Identify the lines holding "content" and copy them.

(Stored data)
--------------------
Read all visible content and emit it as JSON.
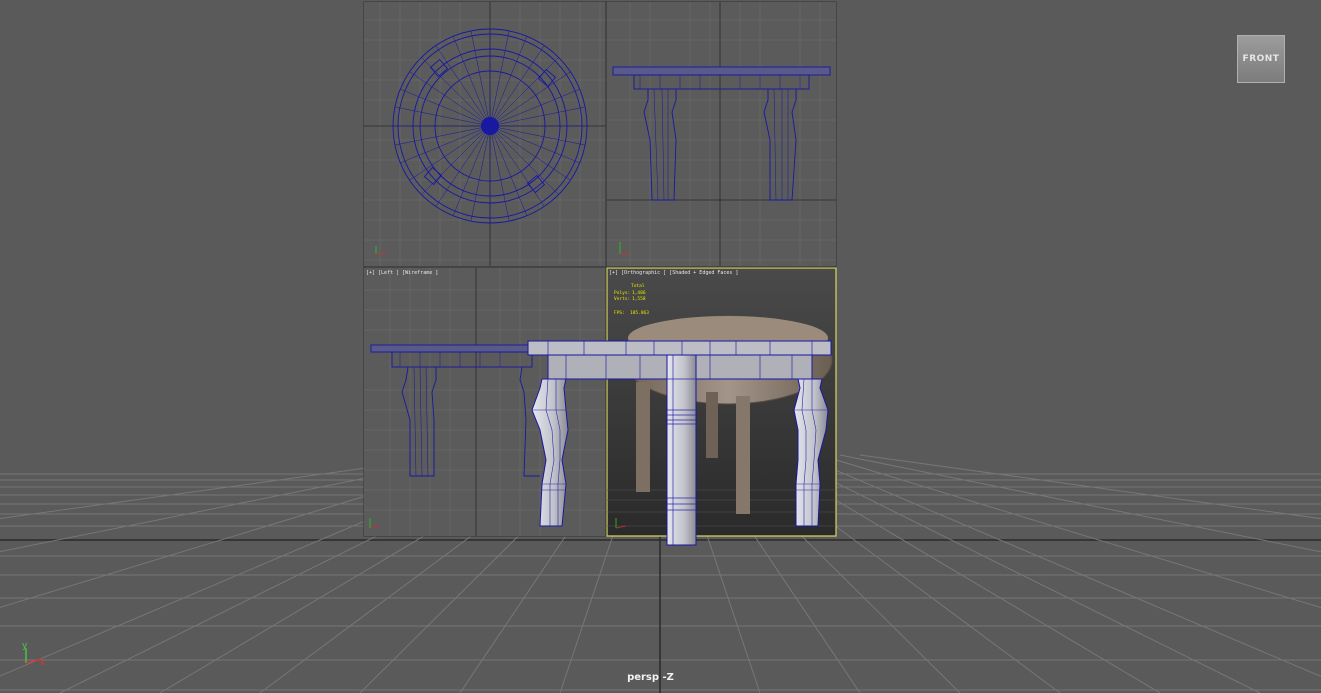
{
  "viewcube": {
    "label": "FRONT"
  },
  "camera": {
    "label": "persp -Z"
  },
  "reference_image": {
    "bottom_left_label": "[+] [Left ] [Wireframe ]",
    "bottom_right_label": "[+] [Orthographic ] [Shaded + Edged Faces ]",
    "stats": {
      "header": "Total",
      "polys_label": "Polys:",
      "polys_value": "1,486",
      "verts_label": "Verts:",
      "verts_value": "1,558",
      "fps_label": "FPS:",
      "fps_value": "185.863"
    }
  },
  "axis": {
    "x": "x",
    "y": "y"
  },
  "colors": {
    "viewport_bg": "#5a5a5a",
    "grid": "#6e6e6e",
    "grid_dark": "#2a2a2a",
    "wire_blue": "#1818a0",
    "mesh_fill": "#bcbcc4",
    "active_border": "#d8d860"
  }
}
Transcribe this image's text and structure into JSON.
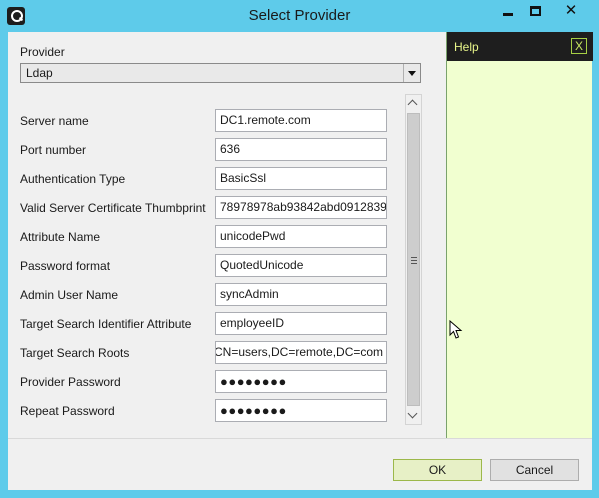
{
  "window": {
    "title": "Select Provider",
    "close_glyph": "✕"
  },
  "provider": {
    "label": "Provider",
    "selected": "Ldap"
  },
  "fields": [
    {
      "label": "Server name",
      "value": "DC1.remote.com"
    },
    {
      "label": "Port number",
      "value": "636"
    },
    {
      "label": "Authentication Type",
      "value": "BasicSsl"
    },
    {
      "label": "Valid Server Certificate Thumbprint",
      "value": "78978978ab93842abd0912839"
    },
    {
      "label": "Attribute Name",
      "value": "unicodePwd"
    },
    {
      "label": "Password format",
      "value": "QuotedUnicode"
    },
    {
      "label": "Admin User Name",
      "value": "syncAdmin"
    },
    {
      "label": "Target Search Identifier Attribute",
      "value": "employeeID"
    },
    {
      "label": "Target Search Roots",
      "value": "CN=users,DC=remote,DC=com"
    },
    {
      "label": "Provider Password",
      "value": "●●●●●●●●"
    },
    {
      "label": "Repeat Password",
      "value": "●●●●●●●●"
    }
  ],
  "help": {
    "title": "Help",
    "close_label": "X"
  },
  "buttons": {
    "ok": "OK",
    "cancel": "Cancel"
  },
  "colors": {
    "titlebar": "#5ecbea",
    "help_bg": "#f1ffd0",
    "help_header": "#1e1e1e"
  }
}
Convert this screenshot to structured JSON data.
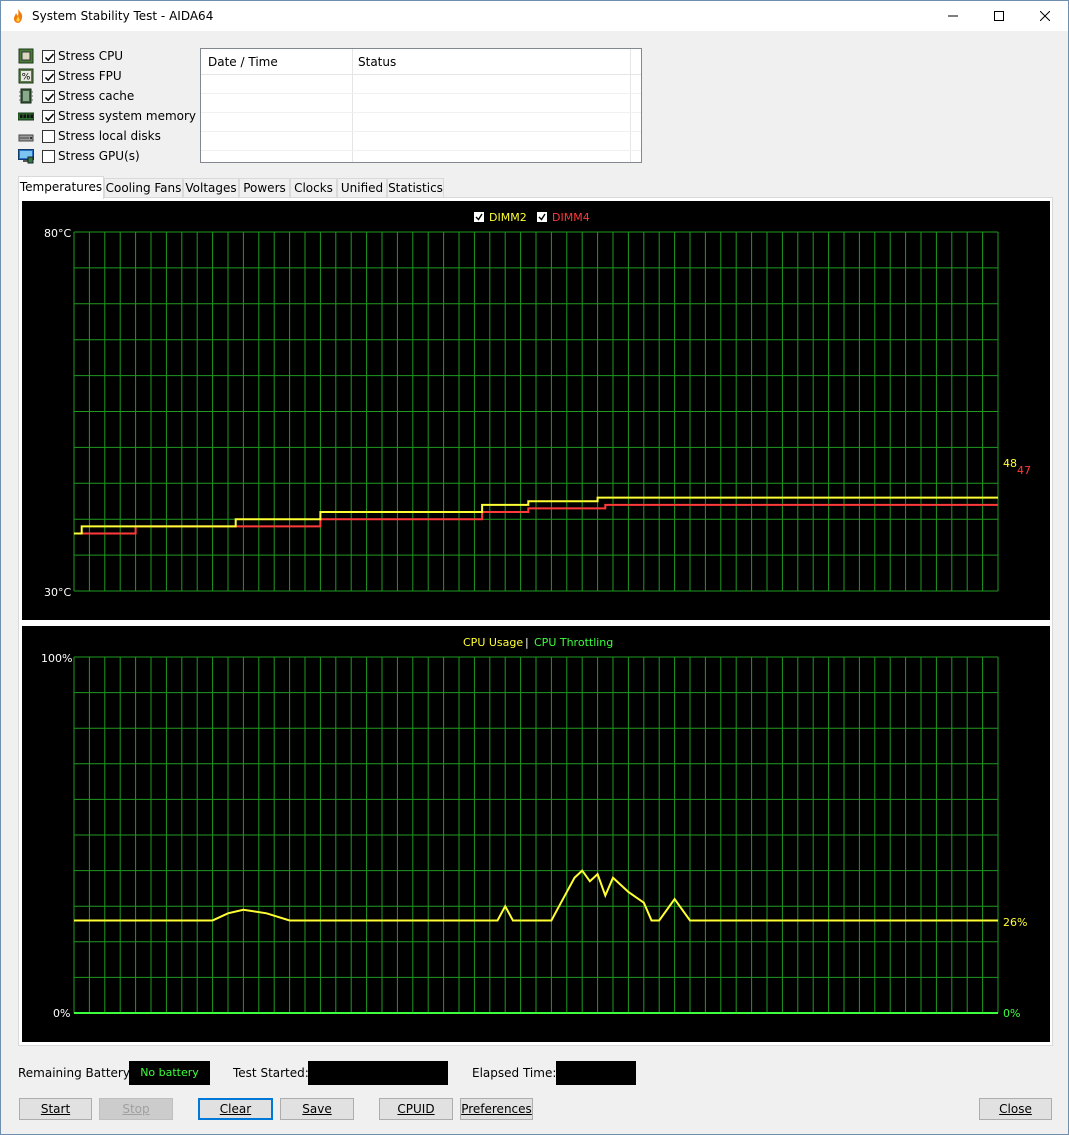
{
  "window": {
    "title": "System Stability Test - AIDA64"
  },
  "stress_options": [
    {
      "label": "Stress CPU",
      "checked": true,
      "icon": "cpu-chip-icon"
    },
    {
      "label": "Stress FPU",
      "checked": true,
      "icon": "fpu-percent-icon"
    },
    {
      "label": "Stress cache",
      "checked": true,
      "icon": "cache-chip-icon"
    },
    {
      "label": "Stress system memory",
      "checked": true,
      "icon": "memory-module-icon"
    },
    {
      "label": "Stress local disks",
      "checked": false,
      "icon": "disk-drive-icon"
    },
    {
      "label": "Stress GPU(s)",
      "checked": false,
      "icon": "monitor-gpu-icon"
    }
  ],
  "log_table": {
    "columns": [
      "Date / Time",
      "Status"
    ],
    "rows": []
  },
  "tabs": [
    {
      "label": "Temperatures",
      "active": true
    },
    {
      "label": "Cooling Fans",
      "active": false
    },
    {
      "label": "Voltages",
      "active": false
    },
    {
      "label": "Powers",
      "active": false
    },
    {
      "label": "Clocks",
      "active": false
    },
    {
      "label": "Unified",
      "active": false
    },
    {
      "label": "Statistics",
      "active": false
    }
  ],
  "temperature_graph": {
    "legend": [
      {
        "name": "DIMM2",
        "color": "#ffff33",
        "checked": true
      },
      {
        "name": "DIMM4",
        "color": "#ff3a3a",
        "checked": true
      }
    ],
    "y_max_label": "80°C",
    "y_min_label": "30°C",
    "ylim": [
      30,
      80
    ],
    "current_labels": [
      "48",
      "47"
    ]
  },
  "usage_graph": {
    "legend_usage": "CPU Usage",
    "legend_separator": "|",
    "legend_throttling": "CPU Throttling",
    "usage_color": "#ffff33",
    "throttling_color": "#3cff3c",
    "y_max_label": "100%",
    "y_min_label": "0%",
    "ylim": [
      0,
      100
    ],
    "current_usage_label": "26%",
    "current_throttling_label": "0%"
  },
  "chart_data": [
    {
      "type": "line",
      "ylim": [
        30,
        80
      ],
      "x": [
        0,
        1,
        7,
        8,
        20,
        21,
        26,
        27,
        31,
        32,
        36,
        37,
        48,
        49,
        52,
        53,
        58,
        59,
        68,
        69,
        120
      ],
      "series": [
        {
          "name": "DIMM2",
          "values": [
            38,
            39,
            39,
            39,
            39,
            40,
            40,
            40,
            40,
            41,
            41,
            41,
            41,
            41,
            41,
            42,
            42,
            42.5,
            43,
            43,
            43
          ]
        },
        {
          "name": "DIMM4",
          "values": [
            38,
            38,
            38,
            39,
            39,
            39,
            39,
            39,
            39,
            40,
            40,
            40,
            40,
            40,
            40,
            41,
            41,
            41.5,
            41.5,
            42,
            42
          ]
        }
      ]
    },
    {
      "type": "line",
      "ylim": [
        0,
        100
      ],
      "x": [
        0,
        5,
        10,
        15,
        18,
        20,
        22,
        25,
        28,
        30,
        35,
        40,
        45,
        50,
        55,
        56,
        57,
        60,
        62,
        63,
        64,
        65,
        66,
        67,
        68,
        69,
        70,
        72,
        74,
        75,
        76,
        78,
        80,
        82,
        84,
        86,
        88,
        90,
        95,
        100,
        105,
        110,
        115,
        120
      ],
      "series": [
        {
          "name": "CPU Usage",
          "values": [
            26,
            26,
            26,
            26,
            26,
            28,
            29,
            28,
            26,
            26,
            26,
            26,
            26,
            26,
            26,
            30,
            26,
            26,
            26,
            30,
            34,
            38,
            40,
            37,
            39,
            33,
            38,
            34,
            31,
            26,
            26,
            32,
            26,
            26,
            26,
            26,
            26,
            26,
            26,
            26,
            26,
            26,
            26,
            26
          ]
        },
        {
          "name": "CPU Throttling",
          "values": [
            0,
            0,
            0,
            0,
            0,
            0,
            0,
            0,
            0,
            0,
            0,
            0,
            0,
            0,
            0,
            0,
            0,
            0,
            0,
            0,
            0,
            0,
            0,
            0,
            0,
            0,
            0,
            0,
            0,
            0,
            0,
            0,
            0,
            0,
            0,
            0,
            0,
            0,
            0,
            0,
            0,
            0,
            0,
            0
          ]
        }
      ]
    }
  ],
  "status_bar": {
    "battery_label": "Remaining Battery:",
    "battery_value": "No battery",
    "test_started_label": "Test Started:",
    "test_started_value": "",
    "elapsed_label": "Elapsed Time:",
    "elapsed_value": ""
  },
  "buttons": {
    "start": "Start",
    "stop": "Stop",
    "clear": "Clear",
    "save": "Save",
    "cpuid": "CPUID",
    "preferences": "Preferences",
    "close": "Close"
  }
}
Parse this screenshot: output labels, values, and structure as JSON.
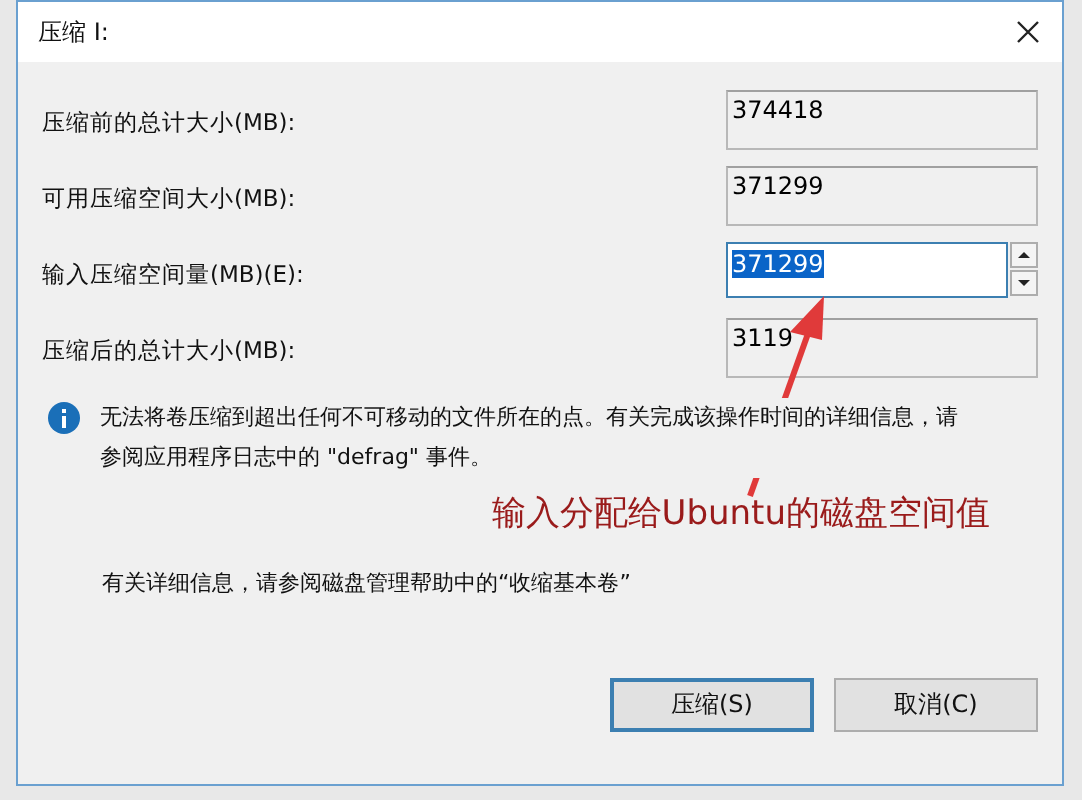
{
  "window": {
    "title": "压缩 I:"
  },
  "fields": [
    {
      "label": "压缩前的总计大小(MB):",
      "value": "374418",
      "kind": "readonly"
    },
    {
      "label": "可用压缩空间大小(MB):",
      "value": "371299",
      "kind": "readonly"
    },
    {
      "label": "输入压缩空间量(MB)(E):",
      "value": "371299",
      "kind": "spin",
      "selected": true
    },
    {
      "label": "压缩后的总计大小(MB):",
      "value": "3119",
      "kind": "readonly"
    }
  ],
  "info": {
    "lines": [
      "无法将卷压缩到超出任何不可移动的文件所在的点。有关完成该操作时间的详细信息，请",
      "参阅应用程序日志中的 \"defrag\" 事件。"
    ]
  },
  "annotation": {
    "text": "输入分配给Ubuntu的磁盘空间值"
  },
  "note": "有关详细信息，请参阅磁盘管理帮助中的“收缩基本卷”",
  "buttons": [
    {
      "label": "压缩(S)",
      "selected": true
    },
    {
      "label": "取消(C)",
      "selected": false
    }
  ]
}
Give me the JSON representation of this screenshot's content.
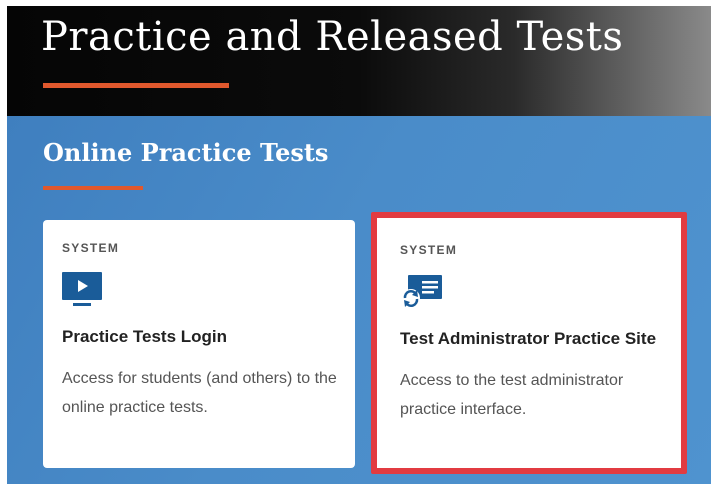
{
  "header": {
    "title": "Practice and Released Tests"
  },
  "section": {
    "title": "Online Practice Tests"
  },
  "cards": [
    {
      "eyebrow": "SYSTEM",
      "icon": "monitor-play-icon",
      "title": "Practice Tests Login",
      "description": "Access for students (and others) to the online practice tests."
    },
    {
      "eyebrow": "SYSTEM",
      "icon": "admin-refresh-icon",
      "title": "Test Administrator Practice Site",
      "description": "Access to the test administrator practice interface."
    }
  ],
  "colors": {
    "accent": "#e0582d",
    "section_blue": "#4a8cc9",
    "icon_blue": "#1a5c99",
    "highlight": "#e23b41"
  }
}
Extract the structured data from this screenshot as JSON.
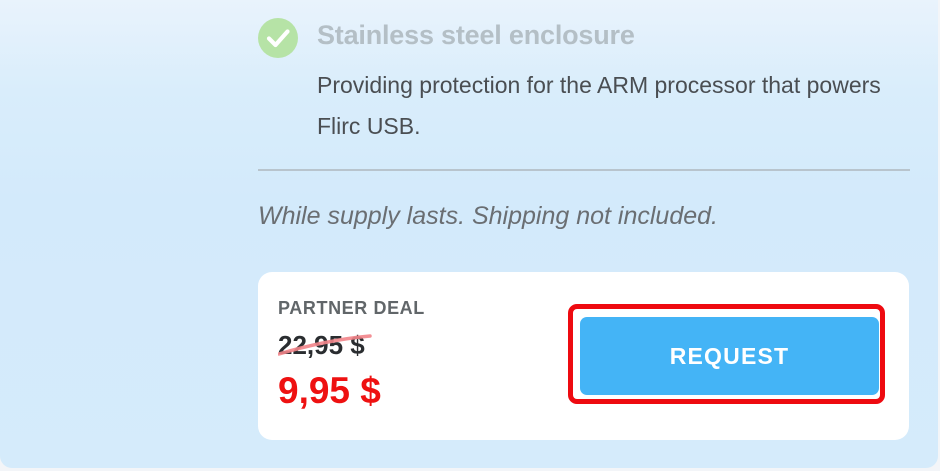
{
  "feature": {
    "icon": "checkmark-circle-icon",
    "title": "Stainless steel enclosure",
    "description": "Providing protection for the ARM processor that powers Flirc USB."
  },
  "supply_note": "While supply lasts. Shipping not included.",
  "deal": {
    "label": "PARTNER DEAL",
    "old_price": "22,95 $",
    "new_price": "9,95 $",
    "button_label": "REQUEST"
  },
  "colors": {
    "accent_button": "#44b4f6",
    "sale_price": "#ee1111",
    "highlight_outline": "#ee0a10",
    "check_icon": "#b6e3a6"
  }
}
--------------------
In response:
Read all visible content and emit it as JSON.
Give me the JSON representation of this screenshot's content.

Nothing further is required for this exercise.